** start DOCUMENT SEGMENT **
Posted by Kat at 11:21 AM | Comments (7)

November 20, 2006

Progress Report

Let's see how I did on those goals this weekend...

1. Finish Shedir. Hah. Nope. I was thinking that hats are quick, but Shedir is a particularly fussy hat on small needles with splitty yarn. I think I'm on row 16. I'm really liking it, though.

2. Finish two Netflix discs to send back on Monday. Well, I finished one. Review soon.

3. Make a decent dent in my current homework assignment. Yup! Look at me, being all responsible and getting homework stuff done first. Aren't you impressed?

4. Pick out a recipe for a dish to bring to D&D next week and one to bring to Thanksgiving, and shop for the ingredients. Sort of. I realized that, since I'm traveling the day before Thanksgiving, it would be too stressful for everyone if I tried to cook or even warm something up in my mother's oven or my aunt's. So I'm bringing a few bottles of cider instead. Yes, that cider. Don't worry, I won't try to operate the ballwinder. Anyway. I did pick out a recipe for D&D (Mark Bittman's macaroni and cheese), but I didn't go shopping. I'll stop at the store on the way home from work today and cook when I get home.

5. Get to 28,000 words on my novel. HAH. No. I've pretty much given up on NaNo for the year. I will continue working on my story, but I'm not worrying about word count. I realized that it was keeping me from more important things, and that I was setting myself up to be distracted and irritable throughout Thanksgiving. And I was making myself sick from not sleeping enough. And it's just not that important.

6. Sit down and do some serious holiday gift/entertaining/etc. planning Yup. I'm not done, but I've gotten a good start.

7. Update the sidebars. Yup. But I guess you can see that for yourselves.

Posted by Kat at 09:03 AM | Comments (14)

November 17, 2006

Weekend Goals

Whoa crazy busy. Again. Still. Whatever. Anyway. I decided I should post some goals for the weekend, in hopes that that will keep me focused and give me a feeling of accomplishment, or something. Or maybe I'm just short on stuff to talk about today. You decide. :-)

This isn't everything I have to do, by any means, but it's some things that I'd really like to get done. If that makes sense.

1. Finish Shedir.
2. Finish two Netflix discs to send back on Monday.
3. Make a decent dent in my current homework assignment.
4. Pick out a recipe for a dish to bring to D&D next week and one to bring to Thanksgiving, and shop for the ingredients.
5. Get to 28,000 words on my novel.
** end DOCUMENT SEGMENT **
** start DATA EXTRACT **
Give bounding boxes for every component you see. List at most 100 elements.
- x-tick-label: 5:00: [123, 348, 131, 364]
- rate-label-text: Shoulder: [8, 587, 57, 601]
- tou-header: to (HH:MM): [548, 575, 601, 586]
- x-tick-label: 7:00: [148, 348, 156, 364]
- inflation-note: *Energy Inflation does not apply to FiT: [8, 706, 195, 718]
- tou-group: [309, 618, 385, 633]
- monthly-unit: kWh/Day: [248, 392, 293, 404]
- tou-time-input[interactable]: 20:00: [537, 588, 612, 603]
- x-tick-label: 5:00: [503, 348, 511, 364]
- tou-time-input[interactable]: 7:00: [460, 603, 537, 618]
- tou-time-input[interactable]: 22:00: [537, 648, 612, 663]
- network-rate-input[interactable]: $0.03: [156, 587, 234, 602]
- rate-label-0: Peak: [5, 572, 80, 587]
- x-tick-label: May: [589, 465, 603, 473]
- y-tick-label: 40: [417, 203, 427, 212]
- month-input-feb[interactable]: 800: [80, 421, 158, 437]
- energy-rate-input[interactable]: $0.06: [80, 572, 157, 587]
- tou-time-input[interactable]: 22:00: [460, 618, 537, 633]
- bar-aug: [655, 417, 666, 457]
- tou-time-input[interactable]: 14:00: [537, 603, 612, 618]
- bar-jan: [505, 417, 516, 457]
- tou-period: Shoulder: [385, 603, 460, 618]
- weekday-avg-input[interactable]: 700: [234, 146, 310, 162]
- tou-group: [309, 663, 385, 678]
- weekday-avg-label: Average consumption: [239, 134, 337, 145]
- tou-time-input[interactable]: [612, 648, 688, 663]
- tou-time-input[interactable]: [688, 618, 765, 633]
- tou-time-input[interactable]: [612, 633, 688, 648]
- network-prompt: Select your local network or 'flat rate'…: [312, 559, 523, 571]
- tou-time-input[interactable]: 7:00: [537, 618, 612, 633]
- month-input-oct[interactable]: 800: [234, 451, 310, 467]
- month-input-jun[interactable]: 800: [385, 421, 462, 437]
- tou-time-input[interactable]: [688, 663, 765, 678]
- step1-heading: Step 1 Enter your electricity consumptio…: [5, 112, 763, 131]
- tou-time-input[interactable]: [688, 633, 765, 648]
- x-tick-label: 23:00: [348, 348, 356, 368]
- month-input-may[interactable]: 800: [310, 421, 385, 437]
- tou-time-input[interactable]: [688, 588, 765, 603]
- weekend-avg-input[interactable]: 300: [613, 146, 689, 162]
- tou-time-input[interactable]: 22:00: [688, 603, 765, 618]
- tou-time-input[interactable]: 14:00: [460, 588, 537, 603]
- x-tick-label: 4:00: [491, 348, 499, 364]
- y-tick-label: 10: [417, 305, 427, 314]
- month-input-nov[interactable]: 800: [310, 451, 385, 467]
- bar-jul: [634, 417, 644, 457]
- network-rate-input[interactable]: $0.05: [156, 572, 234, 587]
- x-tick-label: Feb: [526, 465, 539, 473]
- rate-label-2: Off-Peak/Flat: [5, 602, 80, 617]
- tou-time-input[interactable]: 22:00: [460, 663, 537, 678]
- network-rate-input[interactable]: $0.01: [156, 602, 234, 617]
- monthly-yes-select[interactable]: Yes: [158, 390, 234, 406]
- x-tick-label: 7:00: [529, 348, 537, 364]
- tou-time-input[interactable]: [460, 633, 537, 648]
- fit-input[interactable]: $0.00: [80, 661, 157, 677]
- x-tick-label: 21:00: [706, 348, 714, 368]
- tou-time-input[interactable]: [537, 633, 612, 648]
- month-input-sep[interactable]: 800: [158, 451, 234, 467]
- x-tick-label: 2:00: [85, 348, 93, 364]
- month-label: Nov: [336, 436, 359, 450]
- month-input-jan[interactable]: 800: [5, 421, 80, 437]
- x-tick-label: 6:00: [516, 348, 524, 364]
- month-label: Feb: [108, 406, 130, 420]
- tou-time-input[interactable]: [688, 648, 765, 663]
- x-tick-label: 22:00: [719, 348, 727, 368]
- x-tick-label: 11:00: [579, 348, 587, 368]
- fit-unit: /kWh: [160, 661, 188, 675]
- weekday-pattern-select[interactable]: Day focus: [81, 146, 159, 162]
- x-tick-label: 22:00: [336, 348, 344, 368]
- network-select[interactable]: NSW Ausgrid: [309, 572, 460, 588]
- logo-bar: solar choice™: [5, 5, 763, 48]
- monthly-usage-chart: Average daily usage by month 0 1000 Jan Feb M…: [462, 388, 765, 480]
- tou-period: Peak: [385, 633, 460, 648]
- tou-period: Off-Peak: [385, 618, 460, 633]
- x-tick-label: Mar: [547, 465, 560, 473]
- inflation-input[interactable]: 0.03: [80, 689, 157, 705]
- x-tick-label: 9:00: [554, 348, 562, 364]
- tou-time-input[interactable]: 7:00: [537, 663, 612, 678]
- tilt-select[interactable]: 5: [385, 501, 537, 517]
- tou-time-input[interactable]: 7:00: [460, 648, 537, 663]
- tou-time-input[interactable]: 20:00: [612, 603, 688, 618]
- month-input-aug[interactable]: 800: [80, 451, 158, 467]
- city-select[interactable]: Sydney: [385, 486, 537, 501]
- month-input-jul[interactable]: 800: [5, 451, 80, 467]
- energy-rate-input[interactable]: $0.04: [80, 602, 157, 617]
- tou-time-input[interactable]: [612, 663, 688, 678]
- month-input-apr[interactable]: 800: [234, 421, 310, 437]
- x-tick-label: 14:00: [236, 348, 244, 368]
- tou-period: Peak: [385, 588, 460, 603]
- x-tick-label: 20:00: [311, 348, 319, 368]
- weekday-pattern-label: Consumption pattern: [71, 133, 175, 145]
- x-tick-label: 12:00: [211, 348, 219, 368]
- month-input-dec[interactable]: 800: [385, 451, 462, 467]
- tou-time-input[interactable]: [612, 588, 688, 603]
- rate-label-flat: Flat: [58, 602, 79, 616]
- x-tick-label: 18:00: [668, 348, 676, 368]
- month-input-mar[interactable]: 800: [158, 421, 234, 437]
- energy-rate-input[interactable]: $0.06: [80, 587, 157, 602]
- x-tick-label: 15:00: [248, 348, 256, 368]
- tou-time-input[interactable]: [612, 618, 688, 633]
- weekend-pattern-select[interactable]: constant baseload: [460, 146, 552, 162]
** end DATA EXTRACT **
• WRITTEN REQUEST 1
Print the blog excerpt from "1. Finish Shedir. Hah." to "one. Review soon.".
• WRITTEN REQUEST 2
Answer these questions about the blog excerpt:
(a) How many Netflix discs did the writer finish over the weekend?
(b) What is the writer bringing to Thanksgiving instead of a cooked dish?
(c) Whose recipe did the writer pick for the D&D dish, and what is the dish?

• EXERCISE OUTPUT 1
1. Finish Shedir. Hah. Nope. I was thinking that hats are quick, but Shedir is a particularly fussy hat on small needles with splitty yarn. I think I'm on row 16. I'm really liking it, though.

2. Finish two Netflix discs to send back on Monday. Well, I finished one. Review soon.

• EXERCISE OUTPUT 2
(a) One.
(b) A few bottles of cider.
(c) Mark Bittman's recipe for macaroni and cheese.